_Text shown_.

Word of caution for anyone passing Go slices to a function which will sort them. Doing so as is will modify the original slice. If you were to write this, for example:

package main

import (
	"fmt"
	"sort"
)

func printSorted(ys []int) {
	sort.Slice(ys, func(i, j int) bool { return ys[i] < ys[j] })
	fmt.Println(ys)
}

func main() {
	xs := []int{3, 1, 2}
	printSorted(xs)
	fmt.Println(xs)
}

You will find, when you run it, that both xs and ys will be sorted:

[1,2,3]
[1,2,3]

If this is not desired, the remedy would be make a copy of the slice prior to sorting it:

func printSorted(ys []int) {
	ysDup := make([]int, len(ys))
	copy(ysDup, ys)
	sort.Slice(ysDup, func(i, j int) bool { return ys[i] < ys[j] })

_Exercise_.
Please extend the note above on Go slices being modified by sorting, picking up right after its last line of code.

_Excerpted records_.
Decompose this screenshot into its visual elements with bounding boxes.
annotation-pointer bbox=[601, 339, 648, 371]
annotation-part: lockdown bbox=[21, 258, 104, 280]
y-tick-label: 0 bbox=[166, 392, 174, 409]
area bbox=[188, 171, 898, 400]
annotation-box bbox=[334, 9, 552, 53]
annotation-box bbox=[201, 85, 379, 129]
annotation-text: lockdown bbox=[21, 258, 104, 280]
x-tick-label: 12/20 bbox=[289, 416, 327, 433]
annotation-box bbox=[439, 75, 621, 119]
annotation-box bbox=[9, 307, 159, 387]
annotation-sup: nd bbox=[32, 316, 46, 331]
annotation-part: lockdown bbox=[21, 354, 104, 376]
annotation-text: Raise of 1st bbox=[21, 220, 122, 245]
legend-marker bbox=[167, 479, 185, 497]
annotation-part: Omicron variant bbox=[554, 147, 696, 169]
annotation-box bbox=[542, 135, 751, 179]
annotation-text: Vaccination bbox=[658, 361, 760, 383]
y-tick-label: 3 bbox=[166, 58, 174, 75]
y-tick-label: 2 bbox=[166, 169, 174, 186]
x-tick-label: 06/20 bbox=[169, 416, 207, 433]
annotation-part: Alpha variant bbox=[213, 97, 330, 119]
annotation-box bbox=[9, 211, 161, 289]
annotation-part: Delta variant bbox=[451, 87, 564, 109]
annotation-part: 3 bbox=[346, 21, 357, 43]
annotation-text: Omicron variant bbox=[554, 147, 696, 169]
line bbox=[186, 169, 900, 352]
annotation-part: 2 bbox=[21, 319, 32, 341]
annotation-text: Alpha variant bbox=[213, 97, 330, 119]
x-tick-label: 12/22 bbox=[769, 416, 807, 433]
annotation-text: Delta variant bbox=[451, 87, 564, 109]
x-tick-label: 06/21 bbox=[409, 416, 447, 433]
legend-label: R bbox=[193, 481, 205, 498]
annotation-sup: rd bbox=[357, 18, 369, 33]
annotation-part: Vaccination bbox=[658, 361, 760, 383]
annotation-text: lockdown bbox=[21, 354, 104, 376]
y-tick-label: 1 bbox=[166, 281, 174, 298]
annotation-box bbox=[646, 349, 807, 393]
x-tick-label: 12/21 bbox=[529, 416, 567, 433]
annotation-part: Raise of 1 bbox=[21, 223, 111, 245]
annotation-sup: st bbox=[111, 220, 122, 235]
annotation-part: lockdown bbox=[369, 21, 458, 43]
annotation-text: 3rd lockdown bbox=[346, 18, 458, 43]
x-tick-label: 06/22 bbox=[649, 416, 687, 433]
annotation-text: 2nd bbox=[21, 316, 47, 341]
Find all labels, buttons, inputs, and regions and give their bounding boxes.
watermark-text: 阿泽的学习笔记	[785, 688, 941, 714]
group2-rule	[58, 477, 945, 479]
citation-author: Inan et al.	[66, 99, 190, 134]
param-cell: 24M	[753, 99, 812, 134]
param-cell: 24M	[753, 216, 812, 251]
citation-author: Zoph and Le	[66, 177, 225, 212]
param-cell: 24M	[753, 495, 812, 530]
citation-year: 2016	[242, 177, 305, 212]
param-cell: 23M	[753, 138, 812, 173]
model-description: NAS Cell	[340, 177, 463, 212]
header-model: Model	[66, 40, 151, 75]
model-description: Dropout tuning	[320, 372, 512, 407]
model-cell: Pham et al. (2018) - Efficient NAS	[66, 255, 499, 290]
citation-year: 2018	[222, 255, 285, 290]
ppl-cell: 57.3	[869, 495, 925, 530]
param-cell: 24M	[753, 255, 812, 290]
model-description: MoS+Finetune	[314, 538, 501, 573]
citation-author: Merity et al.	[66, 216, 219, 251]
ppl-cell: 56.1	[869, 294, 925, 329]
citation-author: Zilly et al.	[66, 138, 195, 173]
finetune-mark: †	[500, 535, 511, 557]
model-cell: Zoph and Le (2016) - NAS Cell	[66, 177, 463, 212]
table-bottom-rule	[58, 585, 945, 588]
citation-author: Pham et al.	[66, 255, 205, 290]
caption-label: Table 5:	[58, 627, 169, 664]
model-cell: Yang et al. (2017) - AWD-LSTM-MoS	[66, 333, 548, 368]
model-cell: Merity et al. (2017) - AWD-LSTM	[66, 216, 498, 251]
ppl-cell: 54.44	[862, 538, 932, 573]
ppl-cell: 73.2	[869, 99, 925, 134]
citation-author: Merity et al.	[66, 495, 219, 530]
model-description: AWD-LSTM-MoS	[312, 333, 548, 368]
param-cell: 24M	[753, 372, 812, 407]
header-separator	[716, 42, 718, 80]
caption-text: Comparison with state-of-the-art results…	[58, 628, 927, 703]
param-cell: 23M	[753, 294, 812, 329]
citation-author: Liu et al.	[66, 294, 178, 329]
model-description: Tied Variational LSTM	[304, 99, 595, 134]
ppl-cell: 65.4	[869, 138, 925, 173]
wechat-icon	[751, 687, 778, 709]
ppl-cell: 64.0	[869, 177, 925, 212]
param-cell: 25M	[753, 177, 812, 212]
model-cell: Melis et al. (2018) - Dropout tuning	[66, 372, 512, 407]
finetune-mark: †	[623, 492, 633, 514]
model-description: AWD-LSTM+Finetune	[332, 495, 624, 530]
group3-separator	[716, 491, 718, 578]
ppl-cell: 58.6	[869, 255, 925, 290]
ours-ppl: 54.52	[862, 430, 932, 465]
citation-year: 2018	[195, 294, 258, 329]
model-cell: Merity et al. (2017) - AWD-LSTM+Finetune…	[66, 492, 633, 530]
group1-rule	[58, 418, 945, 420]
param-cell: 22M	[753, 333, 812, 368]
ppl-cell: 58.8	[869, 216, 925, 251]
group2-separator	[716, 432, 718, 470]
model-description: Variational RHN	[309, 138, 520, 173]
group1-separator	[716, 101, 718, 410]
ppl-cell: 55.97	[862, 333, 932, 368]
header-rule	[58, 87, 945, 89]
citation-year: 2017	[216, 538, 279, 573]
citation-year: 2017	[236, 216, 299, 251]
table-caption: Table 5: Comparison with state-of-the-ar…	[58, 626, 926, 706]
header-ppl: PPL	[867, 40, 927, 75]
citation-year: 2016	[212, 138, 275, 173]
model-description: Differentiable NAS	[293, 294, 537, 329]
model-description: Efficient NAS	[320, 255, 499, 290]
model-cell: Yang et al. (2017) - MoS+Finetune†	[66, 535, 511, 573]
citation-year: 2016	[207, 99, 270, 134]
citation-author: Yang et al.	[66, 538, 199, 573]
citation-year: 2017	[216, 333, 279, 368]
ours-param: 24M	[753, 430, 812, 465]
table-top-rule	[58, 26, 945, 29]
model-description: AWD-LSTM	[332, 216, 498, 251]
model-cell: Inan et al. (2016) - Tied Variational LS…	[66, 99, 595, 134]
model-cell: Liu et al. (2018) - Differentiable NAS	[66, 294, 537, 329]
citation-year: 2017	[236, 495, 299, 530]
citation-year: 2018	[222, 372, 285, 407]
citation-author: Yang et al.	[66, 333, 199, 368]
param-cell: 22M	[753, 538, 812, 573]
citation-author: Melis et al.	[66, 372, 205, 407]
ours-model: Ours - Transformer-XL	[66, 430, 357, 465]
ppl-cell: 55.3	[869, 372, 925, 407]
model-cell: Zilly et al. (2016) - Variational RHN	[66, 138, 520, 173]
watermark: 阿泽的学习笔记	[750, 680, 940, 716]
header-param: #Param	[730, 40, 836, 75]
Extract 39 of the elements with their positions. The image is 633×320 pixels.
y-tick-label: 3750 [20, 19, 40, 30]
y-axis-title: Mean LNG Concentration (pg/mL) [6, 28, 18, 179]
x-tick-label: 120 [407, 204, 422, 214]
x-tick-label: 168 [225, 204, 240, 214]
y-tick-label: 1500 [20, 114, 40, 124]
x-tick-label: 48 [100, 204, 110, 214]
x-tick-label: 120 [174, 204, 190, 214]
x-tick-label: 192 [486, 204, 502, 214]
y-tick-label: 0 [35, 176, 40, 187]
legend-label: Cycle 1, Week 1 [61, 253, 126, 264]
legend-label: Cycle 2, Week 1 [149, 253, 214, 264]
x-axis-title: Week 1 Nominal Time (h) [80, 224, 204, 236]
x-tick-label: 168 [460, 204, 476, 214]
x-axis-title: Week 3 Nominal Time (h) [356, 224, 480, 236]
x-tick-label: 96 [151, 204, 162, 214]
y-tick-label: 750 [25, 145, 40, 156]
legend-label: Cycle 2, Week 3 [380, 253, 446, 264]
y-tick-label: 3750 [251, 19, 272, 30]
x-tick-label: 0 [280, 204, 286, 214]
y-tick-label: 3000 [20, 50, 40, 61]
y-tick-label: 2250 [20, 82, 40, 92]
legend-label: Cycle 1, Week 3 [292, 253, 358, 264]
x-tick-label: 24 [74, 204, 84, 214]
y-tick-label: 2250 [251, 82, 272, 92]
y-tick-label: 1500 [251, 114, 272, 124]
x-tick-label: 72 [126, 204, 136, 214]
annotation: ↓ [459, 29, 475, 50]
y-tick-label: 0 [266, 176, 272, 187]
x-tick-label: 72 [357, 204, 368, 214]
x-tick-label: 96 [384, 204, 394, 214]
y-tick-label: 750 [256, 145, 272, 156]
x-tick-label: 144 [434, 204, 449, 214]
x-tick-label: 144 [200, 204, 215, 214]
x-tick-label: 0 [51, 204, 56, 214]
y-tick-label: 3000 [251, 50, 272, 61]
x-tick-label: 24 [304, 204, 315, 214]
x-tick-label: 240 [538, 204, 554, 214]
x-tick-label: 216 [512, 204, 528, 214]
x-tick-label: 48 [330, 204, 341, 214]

_Solved problem_.
	fmt.Println(ysDup)
}

This make sense when you consider that the elements of a slice are more or less stored in a normal array. Slices add things like start and end items, which are stored as values within the slice struct, but the array itself is just a normal reference and it is this that sort.Slice will modify.

On the face of it, this is a pretty trivial thing to find out. But it’s worth noting here just so that I don’t have to remember it again.